PROVIDED MATERIAL:

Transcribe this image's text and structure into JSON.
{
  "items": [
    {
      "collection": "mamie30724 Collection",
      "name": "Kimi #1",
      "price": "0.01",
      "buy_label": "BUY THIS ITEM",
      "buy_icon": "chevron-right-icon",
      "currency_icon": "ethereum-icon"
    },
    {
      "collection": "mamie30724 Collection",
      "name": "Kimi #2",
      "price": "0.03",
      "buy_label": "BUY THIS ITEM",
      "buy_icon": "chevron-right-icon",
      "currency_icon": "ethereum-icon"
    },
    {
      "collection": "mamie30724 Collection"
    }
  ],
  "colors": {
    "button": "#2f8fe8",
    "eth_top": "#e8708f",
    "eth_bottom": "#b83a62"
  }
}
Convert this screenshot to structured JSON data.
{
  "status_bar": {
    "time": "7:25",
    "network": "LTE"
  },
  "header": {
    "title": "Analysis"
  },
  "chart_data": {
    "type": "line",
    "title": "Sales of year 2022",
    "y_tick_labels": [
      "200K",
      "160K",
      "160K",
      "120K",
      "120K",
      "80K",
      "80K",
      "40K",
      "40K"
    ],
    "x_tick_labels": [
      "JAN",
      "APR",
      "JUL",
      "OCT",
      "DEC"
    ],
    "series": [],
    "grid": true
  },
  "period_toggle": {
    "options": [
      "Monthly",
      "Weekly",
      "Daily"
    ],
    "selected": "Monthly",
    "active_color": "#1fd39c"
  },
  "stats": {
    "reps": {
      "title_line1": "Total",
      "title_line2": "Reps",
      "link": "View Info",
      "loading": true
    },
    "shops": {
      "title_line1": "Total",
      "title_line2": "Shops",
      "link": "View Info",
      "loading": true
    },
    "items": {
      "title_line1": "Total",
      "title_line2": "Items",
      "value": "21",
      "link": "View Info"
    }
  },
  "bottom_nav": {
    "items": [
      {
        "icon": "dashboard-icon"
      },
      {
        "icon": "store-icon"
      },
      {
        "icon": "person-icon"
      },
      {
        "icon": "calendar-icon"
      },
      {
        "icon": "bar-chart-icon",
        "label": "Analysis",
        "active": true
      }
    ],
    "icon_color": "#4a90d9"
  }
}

SET EXERCISE: All the data must be duplicated exactly, with nothing added or removed.

EXERCISE SOLUTION:
Transcribe this image's text and structure into JSON.
{
  "items": [
    {
      "collection": "mamie30724 Collection",
      "name": "Kimi #1",
      "price": "0.01",
      "buy_label": "BUY THIS ITEM",
      "buy_icon": "chevron-right-icon",
      "currency_icon": "ethereum-icon"
    },
    {
      "collection": "mamie30724 Collection",
      "name": "Kimi #2",
      "price": "0.03",
      "buy_label": "BUY THIS ITEM",
      "buy_icon": "chevron-right-icon",
      "currency_icon": "ethereum-icon"
    },
    {
      "collection": "mamie30724 Collection"
    }
  ],
  "colors": {
    "button": "#2f8fe8",
    "eth_top": "#e8708f",
    "eth_bottom": "#b83a62"
  }
}
Convert this screenshot to structured JSON data.
{
  "status_bar": {
    "time": "7:25",
    "network": "LTE"
  },
  "header": {
    "title": "Analysis"
  },
  "chart_data": {
    "type": "line",
    "title": "Sales of year 2022",
    "y_tick_labels": [
      "200K",
      "160K",
      "160K",
      "120K",
      "120K",
      "80K",
      "80K",
      "40K",
      "40K"
    ],
    "x_tick_labels": [
      "JAN",
      "APR",
      "JUL",
      "OCT",
      "DEC"
    ],
    "series": [],
    "grid": true
  },
  "period_toggle": {
    "options": [
      "Monthly",
      "Weekly",
      "Daily"
    ],
    "selected": "Monthly",
    "active_color": "#1fd39c"
  },
  "stats": {
    "reps": {
      "title_line1": "Total",
      "title_line2": "Reps",
      "link": "View Info",
      "loading": true
    },
    "shops": {
      "title_line1": "Total",
      "title_line2": "Shops",
      "link": "View Info",
      "loading": true
    },
    "items": {
      "title_line1": "Total",
      "title_line2": "Items",
      "value": "21",
      "link": "View Info"
    }
  },
  "bottom_nav": {
    "items": [
      {
        "icon": "dashboard-icon"
      },
      {
        "icon": "store-icon"
      },
      {
        "icon": "person-icon"
      },
      {
        "icon": "calendar-icon"
      },
      {
        "icon": "bar-chart-icon",
        "label": "Analysis",
        "active": true
      }
    ],
    "icon_color": "#4a90d9"
  }
}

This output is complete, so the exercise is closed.